**Do this:**
Check each line for the word "tibi" and report how many have it. Give nothing else.
-------- Data rows
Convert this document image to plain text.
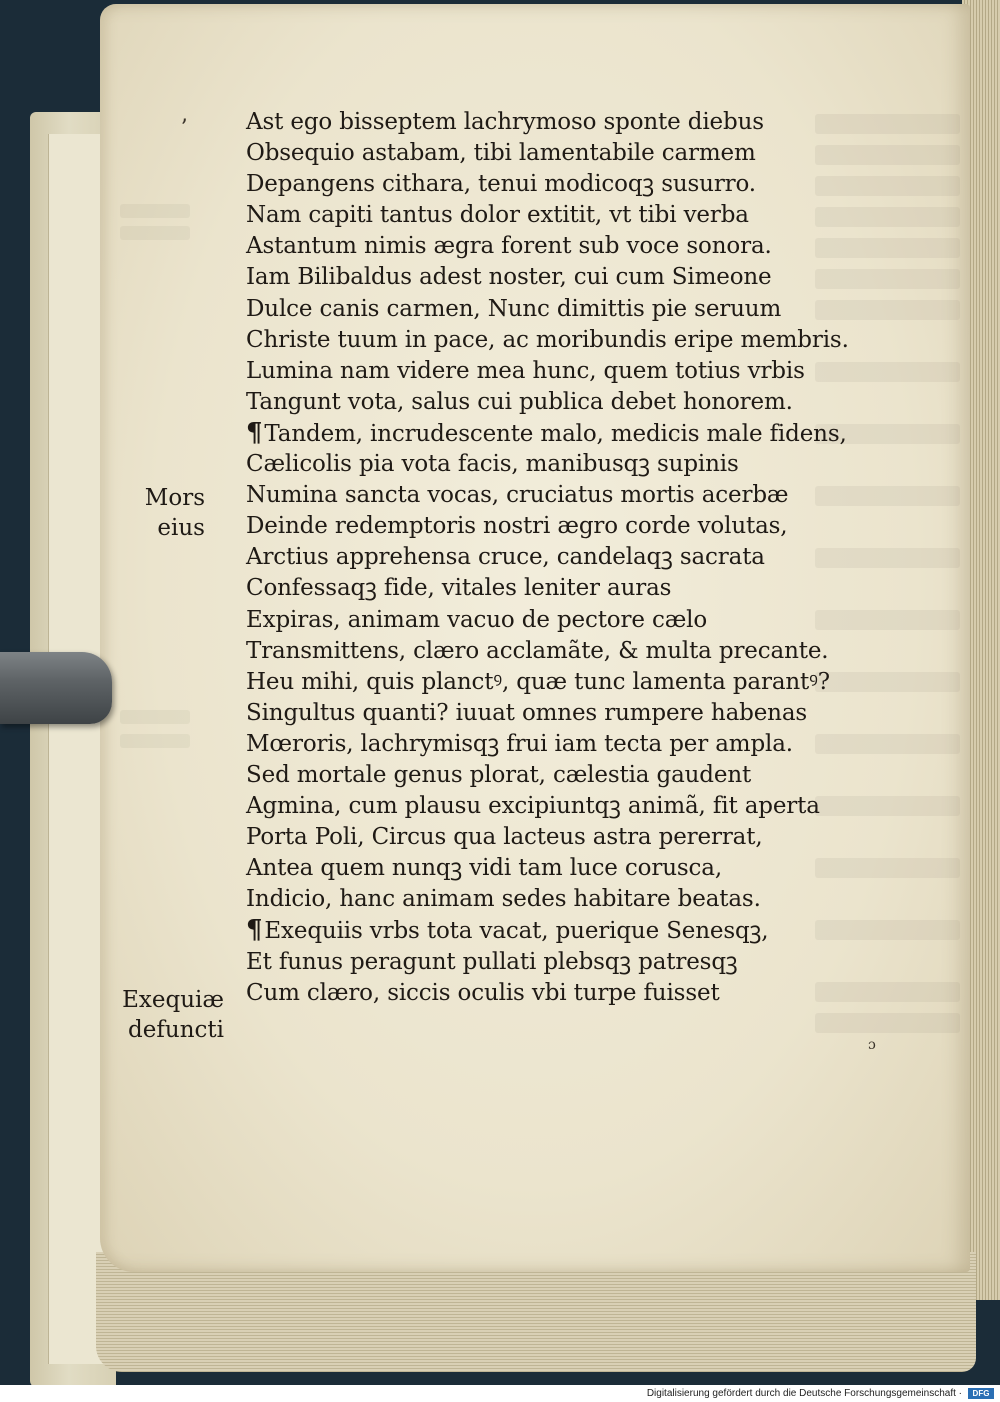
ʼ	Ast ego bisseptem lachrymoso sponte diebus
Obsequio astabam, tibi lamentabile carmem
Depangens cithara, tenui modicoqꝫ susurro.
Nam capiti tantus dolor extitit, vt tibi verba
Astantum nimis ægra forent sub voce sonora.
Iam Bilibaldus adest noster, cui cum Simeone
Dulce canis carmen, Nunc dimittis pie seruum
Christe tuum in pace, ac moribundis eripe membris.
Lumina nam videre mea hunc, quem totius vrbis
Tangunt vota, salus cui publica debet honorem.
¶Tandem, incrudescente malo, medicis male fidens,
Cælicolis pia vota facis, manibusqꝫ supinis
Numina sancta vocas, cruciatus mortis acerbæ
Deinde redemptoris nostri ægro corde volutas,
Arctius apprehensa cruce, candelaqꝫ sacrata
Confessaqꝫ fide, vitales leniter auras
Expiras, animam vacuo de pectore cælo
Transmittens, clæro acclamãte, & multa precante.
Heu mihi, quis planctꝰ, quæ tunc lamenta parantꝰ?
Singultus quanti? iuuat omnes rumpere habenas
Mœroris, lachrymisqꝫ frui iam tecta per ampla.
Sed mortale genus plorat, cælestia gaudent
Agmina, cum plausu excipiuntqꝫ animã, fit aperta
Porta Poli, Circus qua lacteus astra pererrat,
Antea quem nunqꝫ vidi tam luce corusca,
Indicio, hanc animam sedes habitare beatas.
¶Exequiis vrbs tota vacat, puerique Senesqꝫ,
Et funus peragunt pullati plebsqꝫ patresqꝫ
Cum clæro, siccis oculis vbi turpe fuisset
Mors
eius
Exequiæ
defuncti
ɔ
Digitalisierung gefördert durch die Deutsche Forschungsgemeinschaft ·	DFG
----------------
**Output below:**
2